**EXERCISE TASK:** Print the entries that appear below, exactly as written and without their pictures.

((

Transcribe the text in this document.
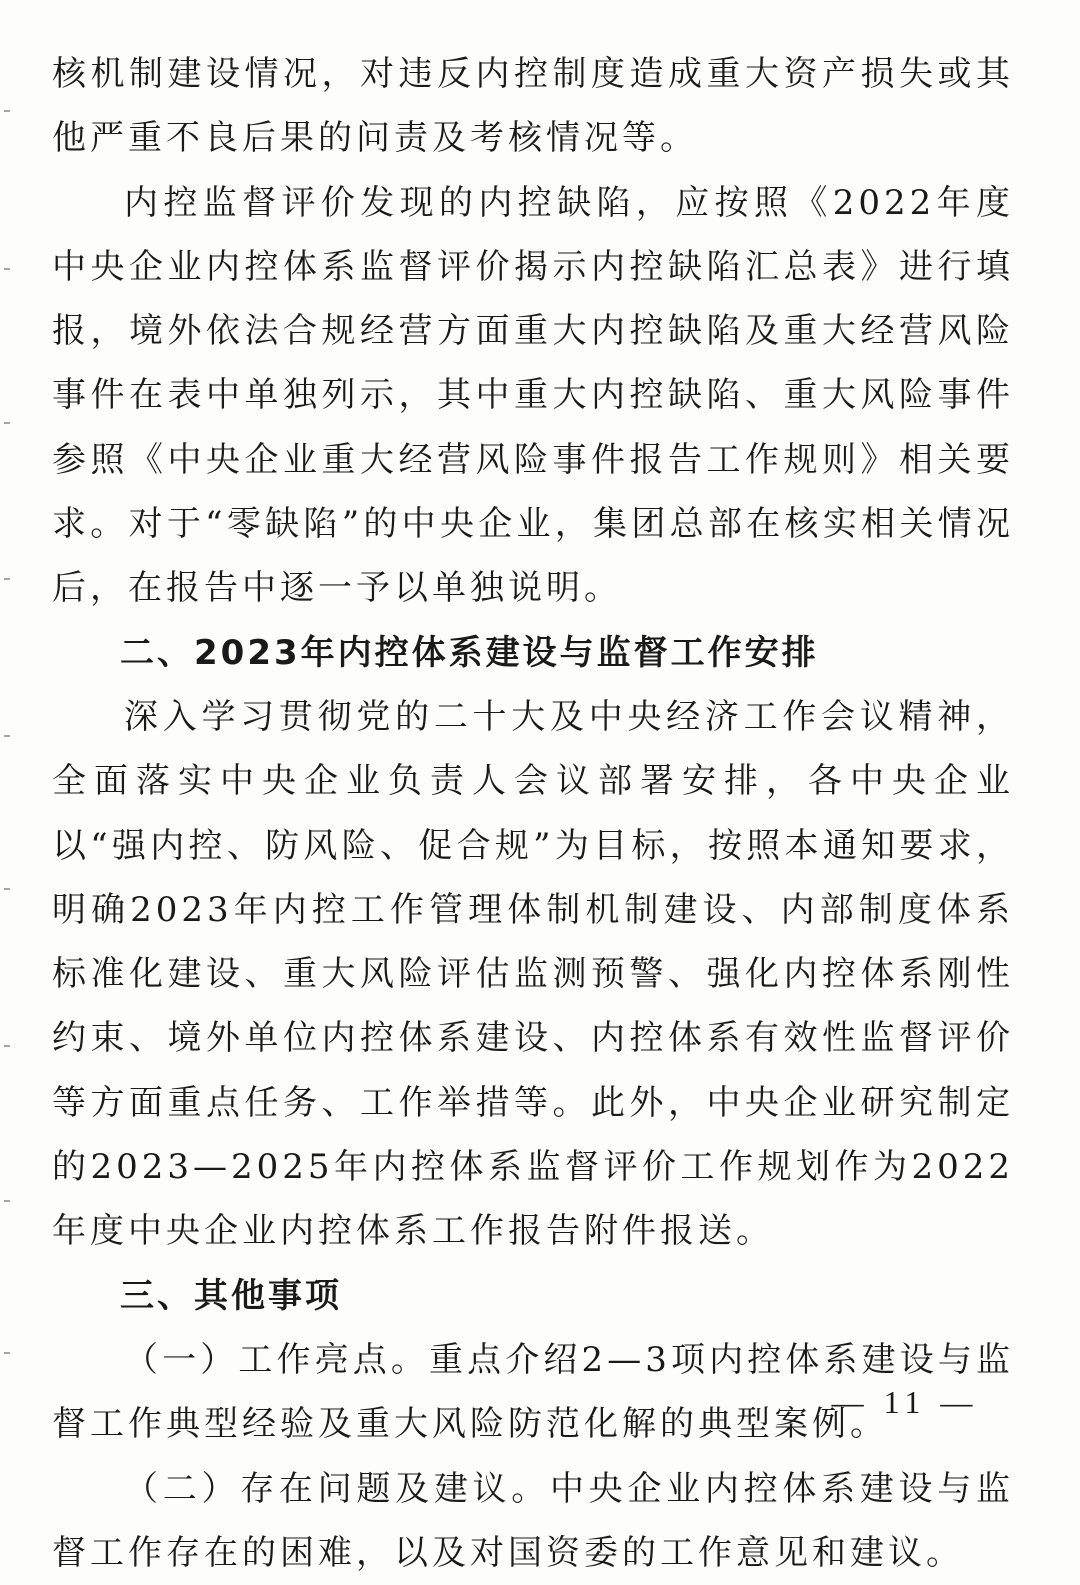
核机制建设情况，对违反内控制度造成重大资产损失或其他严重不良后果的问责及考核情况等。

内控监督评价发现的内控缺陷，应按照《2022年度中央企业内控体系监督评价揭示内控缺陷汇总表》进行填报，境外依法合规经营方面重大内控缺陷及重大经营风险事件在表中单独列示，其中重大内控缺陷、重大风险事件参照《中央企业重大经营风险事件报告工作规则》相关要求。对于“零缺陷”的中央企业，集团总部在核实相关情况后，在报告中逐一予以单独说明。

二、2023年内控体系建设与监督工作安排

深入学习贯彻党的二十大及中央经济工作会议精神，全面落实中央企业负责人会议部署安排，各中央企业以“强内控、防风险、促合规”为目标，按照本通知要求，明确2023年内控工作管理体制机制建设、内部制度体系标准化建设、重大风险评估监测预警、强化内控体系刚性约束、境外单位内控体系建设、内控体系有效性监督评价等方面重点任务、工作举措等。此外，中央企业研究制定的2023—2025年内控体系监督评价工作规划作为2022年度中央企业内控体系工作报告附件报送。

三、其他事项

（一）工作亮点。重点介绍2—3项内控体系建设与监督工作典型经验及重大风险防范化解的典型案例。

（二）存在问题及建议。中央企业内控体系建设与监督工作存在的困难，以及对国资委的工作意见和建议。

— 11 —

))

**EXERCISE SOLUTION:**
Transcribe the text in this document.
核机制建设情况，对违反内控制度造成重大资产损失或其他严重不良后果的问责及考核情况等。

内控监督评价发现的内控缺陷，应按照《2022年度中央企业内控体系监督评价揭示内控缺陷汇总表》进行填报，境外依法合规经营方面重大内控缺陷及重大经营风险事件在表中单独列示，其中重大内控缺陷、重大风险事件参照《中央企业重大经营风险事件报告工作规则》相关要求。对于“零缺陷”的中央企业，集团总部在核实相关情况后，在报告中逐一予以单独说明。

二、2023年内控体系建设与监督工作安排

深入学习贯彻党的二十大及中央经济工作会议精神，全面落实中央企业负责人会议部署安排，各中央企业以“强内控、防风险、促合规”为目标，按照本通知要求，明确2023年内控工作管理体制机制建设、内部制度体系标准化建设、重大风险评估监测预警、强化内控体系刚性约束、境外单位内控体系建设、内控体系有效性监督评价等方面重点任务、工作举措等。此外，中央企业研究制定的2023—2025年内控体系监督评价工作规划作为2022年度中央企业内控体系工作报告附件报送。

三、其他事项

（一）工作亮点。重点介绍2—3项内控体系建设与监督工作典型经验及重大风险防范化解的典型案例。

（二）存在问题及建议。中央企业内控体系建设与监督工作存在的困难，以及对国资委的工作意见和建议。

— 11 —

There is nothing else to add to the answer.